[Data items]

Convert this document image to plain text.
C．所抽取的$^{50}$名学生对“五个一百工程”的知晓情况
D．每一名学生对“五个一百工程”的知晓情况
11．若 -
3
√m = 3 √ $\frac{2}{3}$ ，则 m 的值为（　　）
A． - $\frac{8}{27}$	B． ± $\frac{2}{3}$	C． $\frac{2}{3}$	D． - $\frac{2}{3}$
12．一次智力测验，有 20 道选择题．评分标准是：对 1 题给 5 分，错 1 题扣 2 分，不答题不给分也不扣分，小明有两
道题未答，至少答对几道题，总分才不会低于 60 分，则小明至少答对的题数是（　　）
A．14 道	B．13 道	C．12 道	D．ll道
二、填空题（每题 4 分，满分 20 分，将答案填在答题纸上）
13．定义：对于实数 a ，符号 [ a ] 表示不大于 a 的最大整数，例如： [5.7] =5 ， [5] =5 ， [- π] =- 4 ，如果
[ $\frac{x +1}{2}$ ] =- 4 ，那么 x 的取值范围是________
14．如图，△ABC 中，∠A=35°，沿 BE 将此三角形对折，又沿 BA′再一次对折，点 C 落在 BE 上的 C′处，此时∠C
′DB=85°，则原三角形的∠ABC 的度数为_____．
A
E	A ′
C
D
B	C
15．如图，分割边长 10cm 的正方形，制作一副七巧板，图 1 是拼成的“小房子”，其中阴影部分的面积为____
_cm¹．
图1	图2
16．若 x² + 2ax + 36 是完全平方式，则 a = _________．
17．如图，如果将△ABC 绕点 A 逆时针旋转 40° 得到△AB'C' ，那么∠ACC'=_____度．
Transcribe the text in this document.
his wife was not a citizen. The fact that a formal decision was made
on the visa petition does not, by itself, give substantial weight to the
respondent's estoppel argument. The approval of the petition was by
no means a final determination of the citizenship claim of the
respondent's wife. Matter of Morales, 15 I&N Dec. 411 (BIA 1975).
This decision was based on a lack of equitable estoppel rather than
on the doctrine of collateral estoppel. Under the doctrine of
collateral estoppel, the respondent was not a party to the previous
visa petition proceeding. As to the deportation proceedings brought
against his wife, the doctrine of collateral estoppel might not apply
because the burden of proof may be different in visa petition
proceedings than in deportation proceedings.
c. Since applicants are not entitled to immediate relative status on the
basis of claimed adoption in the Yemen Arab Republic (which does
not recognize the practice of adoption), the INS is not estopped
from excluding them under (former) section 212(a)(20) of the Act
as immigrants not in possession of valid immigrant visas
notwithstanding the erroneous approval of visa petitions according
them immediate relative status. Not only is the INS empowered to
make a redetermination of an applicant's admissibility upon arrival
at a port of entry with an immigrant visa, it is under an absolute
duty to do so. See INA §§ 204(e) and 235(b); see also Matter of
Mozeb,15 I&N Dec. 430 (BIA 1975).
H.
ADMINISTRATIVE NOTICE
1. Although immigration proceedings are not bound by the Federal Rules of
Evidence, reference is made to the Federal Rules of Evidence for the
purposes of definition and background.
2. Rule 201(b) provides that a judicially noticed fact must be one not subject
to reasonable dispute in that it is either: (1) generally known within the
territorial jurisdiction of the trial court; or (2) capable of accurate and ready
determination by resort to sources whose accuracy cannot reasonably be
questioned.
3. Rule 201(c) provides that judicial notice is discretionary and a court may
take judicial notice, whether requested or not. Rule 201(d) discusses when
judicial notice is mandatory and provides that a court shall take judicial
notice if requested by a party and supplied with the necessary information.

Exercise objective> Return all of the entries exactly as written.

Exercise solution>
Convert this document image to plain text.
C．所抽取的$^{50}$名学生对“五个一百工程”的知晓情况
D．每一名学生对“五个一百工程”的知晓情况
11．若 -
3
√m = 3 √ $\frac{2}{3}$ ，则 m 的值为（　　）
A． - $\frac{8}{27}$	B． ± $\frac{2}{3}$	C． $\frac{2}{3}$	D． - $\frac{2}{3}$
12．一次智力测验，有 20 道选择题．评分标准是：对 1 题给 5 分，错 1 题扣 2 分，不答题不给分也不扣分，小明有两
道题未答，至少答对几道题，总分才不会低于 60 分，则小明至少答对的题数是（　　）
A．14 道	B．13 道	C．12 道	D．ll道
二、填空题（每题 4 分，满分 20 分，将答案填在答题纸上）
13．定义：对于实数 a ，符号 [ a ] 表示不大于 a 的最大整数，例如： [5.7] =5 ， [5] =5 ， [- π] =- 4 ，如果
[ $\frac{x +1}{2}$ ] =- 4 ，那么 x 的取值范围是________
14．如图，△ABC 中，∠A=35°，沿 BE 将此三角形对折，又沿 BA′再一次对折，点 C 落在 BE 上的 C′处，此时∠C
′DB=85°，则原三角形的∠ABC 的度数为_____．
A
E	A ′
C
D
B	C
15．如图，分割边长 10cm 的正方形，制作一副七巧板，图 1 是拼成的“小房子”，其中阴影部分的面积为____
_cm¹．
图1	图2
16．若 x² + 2ax + 36 是完全平方式，则 a = _________．
17．如图，如果将△ABC 绕点 A 逆时针旋转 40° 得到△AB'C' ，那么∠ACC'=_____度．
Transcribe the text in this document.
his wife was not a citizen. The fact that a formal decision was made
on the visa petition does not, by itself, give substantial weight to the
respondent's estoppel argument. The approval of the petition was by
no means a final determination of the citizenship claim of the
respondent's wife. Matter of Morales, 15 I&N Dec. 411 (BIA 1975).
This decision was based on a lack of equitable estoppel rather than
on the doctrine of collateral estoppel. Under the doctrine of
collateral estoppel, the respondent was not a party to the previous
visa petition proceeding. As to the deportation proceedings brought
against his wife, the doctrine of collateral estoppel might not apply
because the burden of proof may be different in visa petition
proceedings than in deportation proceedings.
c. Since applicants are not entitled to immediate relative status on the
basis of claimed adoption in the Yemen Arab Republic (which does
not recognize the practice of adoption), the INS is not estopped
from excluding them under (former) section 212(a)(20) of the Act
as immigrants not in possession of valid immigrant visas
notwithstanding the erroneous approval of visa petitions according
them immediate relative status. Not only is the INS empowered to
make a redetermination of an applicant's admissibility upon arrival
at a port of entry with an immigrant visa, it is under an absolute
duty to do so. See INA §§ 204(e) and 235(b); see also Matter of
Mozeb,15 I&N Dec. 430 (BIA 1975).
H.
ADMINISTRATIVE NOTICE
1. Although immigration proceedings are not bound by the Federal Rules of
Evidence, reference is made to the Federal Rules of Evidence for the
purposes of definition and background.
2. Rule 201(b) provides that a judicially noticed fact must be one not subject
to reasonable dispute in that it is either: (1) generally known within the
territorial jurisdiction of the trial court; or (2) capable of accurate and ready
determination by resort to sources whose accuracy cannot reasonably be
questioned.
3. Rule 201(c) provides that judicial notice is discretionary and a court may
take judicial notice, whether requested or not. Rule 201(d) discusses when
judicial notice is mandatory and provides that a court shall take judicial
notice if requested by a party and supplied with the necessary information.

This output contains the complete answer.